• [Seçme Metin]
Başbakan Erdoğan'ın İsrail saldırılarına karşı sert çıkışlarını sürdürdüğü günlerde, bu ülkeyle yapılan askerî anlaşmaların iptalinin söz konusu olup olmadığı sualine hükümet sözcüsü Cemil Çiçek şu cevabı vermişti:
“Ülkeler arasındaki işbirliği nedeniyle, (İsrail’le kurulmuş) askerî bağların koparılması söz konusu olamaz. İsrail’le askerî işbirliği, Türkiye’nin ulusal çıkarlarına hizmet etmektedir...”
Bu beyandan sonra, hükümetin, sözü edilen “ulusal çıkarlar”ın neler olduğunu da kamuoyuna tek tek açıklama gibi bir yükümlülüğü var.
İsrail’le askerî işbirliği bize ne kazandırıyor?
Tank, uçak ve diğer teçhizat modernizasyonu, istihbarat sistemleri ve sair askerî ihtiyaçların karşılanması için açılan ihalelerin çoğunlukla İsrail firmalarına verilmesi, başka alternatiflere kıyasla Türkiye’ye ne gibi avantajlar sağlıyor?
Demode olmuş araç ve teçhizat üzerinde yapılan modernizasyon işlemleri ya da İsrail damgalı istihbarat sistemleri ne ölçüde güvenilir?
Dahası, Kuzey Irak’ta onyıllardır kendi kontrolünde bir oluşum meydana getirmek için hazırlandığına dair iddialar seslendirilen İsrail’in, PKK terörü başta olmak üzere Türkiye’yi rahatsız eden gelişmelerdeki dahline ilişkin kuşkuların yersizliği konusunda ikna edici bir açıklama yapıldığı ve şüphelerin dağıldığı söylenebilir mi?
Konya semalarının İsrail savaş uçakları için eğitim, tatbikat ve manevra alanı olarak tahsis edilmesinde Türkiye için nasıl bir maslahat var?
Aynı şekilde, Ege ve Akdeniz sularında periyodik programlar çerçevesinde gerçekleştirilen ABD-İsrail-Türkiye ortak askerî tatbikatlarının amacı ve mesajı ne, hedefi kim? ABD ve İsrail Türkiye’yi aralarına alarak yaptıkları bu tatbikatlarla hangi ülkelere gözdağı mesajı veriyorlar?
Bütün bunlar bir yana, yakın zaman önce Suriye’deki bir hedefi vuran İsrail jetlerinin Türkiye sınırlarına girerek bizim topraklarımıza da bomba bırakmaları olayının izahı yapılabildi mi?
İzah şöyle dursun, yanlışlıkla mı—ki zayıf ihtimal—kasten mi cereyan ettiği hâlâ aydınlatılamamış olan bu tuhaf hadiseden dolayı İsrail bizden özür dileme “tenezzül”ünde bulundu mu?
Peki, bu olayın, Türk Genelkurmay’ının bilgisi dahilinde ve Türk hükümeti devredışı bırakılarak gerçekleştiği iddialarına ne demek lâzım?

• [Alıştırma Seti]
A: Seçme metne göre hükümetin "ulusal çıkarlar"ın neler olduğunu kamuoyuna tek tek açıklama yükümlülüğü neden doğmuştur? Bir ila üç cümleyle açıklayın.
B: Kayıtların başından "chart-title: Unemployment rates" ifadesini içeren satıra kadar uzanan bölümü, iki uç da dahil, her satır için bir dize olacak biçimde JSON listesi olarak verin. Boş satırları listeye almayın.
Seçme metin ile kayıtlar arasında herhangi bir bağ yoktur.

• [Alıştırma Malzemesi]
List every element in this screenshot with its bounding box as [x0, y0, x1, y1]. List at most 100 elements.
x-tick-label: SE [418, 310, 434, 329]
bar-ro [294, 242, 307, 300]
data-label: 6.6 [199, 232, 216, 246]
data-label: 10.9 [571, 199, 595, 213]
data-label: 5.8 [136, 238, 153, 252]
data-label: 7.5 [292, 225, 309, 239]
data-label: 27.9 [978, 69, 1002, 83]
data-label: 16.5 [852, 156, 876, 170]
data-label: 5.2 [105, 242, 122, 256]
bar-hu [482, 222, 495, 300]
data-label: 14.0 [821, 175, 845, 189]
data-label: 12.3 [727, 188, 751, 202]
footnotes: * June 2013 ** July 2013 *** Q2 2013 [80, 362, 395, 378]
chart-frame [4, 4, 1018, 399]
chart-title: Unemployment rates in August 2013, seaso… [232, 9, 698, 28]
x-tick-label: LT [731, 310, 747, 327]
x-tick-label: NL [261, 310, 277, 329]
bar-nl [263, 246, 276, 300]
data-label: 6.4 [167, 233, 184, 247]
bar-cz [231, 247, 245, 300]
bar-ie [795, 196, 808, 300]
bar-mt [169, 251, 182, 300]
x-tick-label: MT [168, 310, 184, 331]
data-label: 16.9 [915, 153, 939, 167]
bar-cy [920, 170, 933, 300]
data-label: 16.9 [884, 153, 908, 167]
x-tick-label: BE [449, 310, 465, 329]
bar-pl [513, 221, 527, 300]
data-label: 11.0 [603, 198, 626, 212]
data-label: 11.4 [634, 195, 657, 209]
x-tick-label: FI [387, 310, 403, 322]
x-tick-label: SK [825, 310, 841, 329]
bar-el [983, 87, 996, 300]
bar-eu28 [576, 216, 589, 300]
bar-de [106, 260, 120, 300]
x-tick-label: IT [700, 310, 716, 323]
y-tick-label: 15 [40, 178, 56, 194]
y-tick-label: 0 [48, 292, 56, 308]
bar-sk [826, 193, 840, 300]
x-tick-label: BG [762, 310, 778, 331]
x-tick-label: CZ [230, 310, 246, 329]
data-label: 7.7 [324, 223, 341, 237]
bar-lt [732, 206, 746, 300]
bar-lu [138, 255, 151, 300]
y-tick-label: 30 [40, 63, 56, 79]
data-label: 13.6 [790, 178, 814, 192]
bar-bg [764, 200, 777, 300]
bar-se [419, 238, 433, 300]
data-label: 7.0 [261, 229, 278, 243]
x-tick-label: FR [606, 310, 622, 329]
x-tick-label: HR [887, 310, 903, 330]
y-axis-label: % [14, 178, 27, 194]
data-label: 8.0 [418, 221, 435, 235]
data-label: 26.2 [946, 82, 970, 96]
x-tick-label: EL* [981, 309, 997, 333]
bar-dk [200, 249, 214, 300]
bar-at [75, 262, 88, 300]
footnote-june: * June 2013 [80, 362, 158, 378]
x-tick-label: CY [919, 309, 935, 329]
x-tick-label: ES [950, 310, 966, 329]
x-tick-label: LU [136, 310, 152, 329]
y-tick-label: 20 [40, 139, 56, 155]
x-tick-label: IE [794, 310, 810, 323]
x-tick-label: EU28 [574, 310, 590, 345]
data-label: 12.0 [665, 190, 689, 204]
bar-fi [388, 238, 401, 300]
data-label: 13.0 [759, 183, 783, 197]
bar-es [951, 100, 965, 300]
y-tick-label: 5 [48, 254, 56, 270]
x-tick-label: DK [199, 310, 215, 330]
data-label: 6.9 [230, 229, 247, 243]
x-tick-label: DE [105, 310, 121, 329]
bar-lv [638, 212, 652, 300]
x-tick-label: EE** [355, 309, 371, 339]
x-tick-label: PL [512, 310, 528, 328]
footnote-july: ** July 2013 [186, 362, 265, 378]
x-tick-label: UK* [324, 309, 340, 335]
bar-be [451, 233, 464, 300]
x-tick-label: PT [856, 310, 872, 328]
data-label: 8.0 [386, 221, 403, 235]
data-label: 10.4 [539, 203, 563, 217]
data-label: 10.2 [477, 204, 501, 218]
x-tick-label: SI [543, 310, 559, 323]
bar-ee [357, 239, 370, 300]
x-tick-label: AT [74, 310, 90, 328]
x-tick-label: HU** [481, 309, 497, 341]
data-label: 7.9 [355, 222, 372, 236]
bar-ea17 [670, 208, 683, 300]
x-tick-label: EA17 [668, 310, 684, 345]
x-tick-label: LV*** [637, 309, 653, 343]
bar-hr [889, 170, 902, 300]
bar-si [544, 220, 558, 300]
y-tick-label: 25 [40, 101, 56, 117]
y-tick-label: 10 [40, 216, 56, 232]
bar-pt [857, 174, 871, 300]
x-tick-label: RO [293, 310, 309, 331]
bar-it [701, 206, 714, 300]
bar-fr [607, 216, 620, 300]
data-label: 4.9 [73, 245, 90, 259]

• [Görev Cevapları]
A: Hükümet sözcüsü Cemil Çiçek, İsrail'le kurulmuş askerî bağların koparılmasının söz konusu olamayacağını söyledi. Bu işbirliğinin Türkiye'nin ulusal çıkarlarına hizmet ettiğini de beyan etti. Bu beyandan sonra hükümetin, sözünü ettiği ulusal çıkarların neler olduğunu kamuoyuna tek tek açıklaması gerekir.

B:
[
  "List every element in this screenshot with its bounding box as [x0, y0, x1, y1]. List at most 100 elements.",
  "x-tick-label: SE [418, 310, 434, 329]",
  "bar-ro [294, 242, 307, 300]",
  "data-label: 6.6 [199, 232, 216, 246]",
  "data-label: 10.9 [571, 199, 595, 213]",
  "data-label: 5.8 [136, 238, 153, 252]",
  "data-label: 7.5 [292, 225, 309, 239]",
  "data-label: 27.9 [978, 69, 1002, 83]",
  "data-label: 16.5 [852, 156, 876, 170]",
  "data-label: 5.2 [105, 242, 122, 256]",
  "bar-hu [482, 222, 495, 300]",
  "data-label: 14.0 [821, 175, 845, 189]",
  "data-label: 12.3 [727, 188, 751, 202]",
  "footnotes: * June 2013 ** July 2013 *** Q2 2013 [80, 362, 395, 378]",
  "chart-frame [4, 4, 1018, 399]",
  "chart-title: Unemployment rates in August 2013, seaso… [232, 9, 698, 28]"
]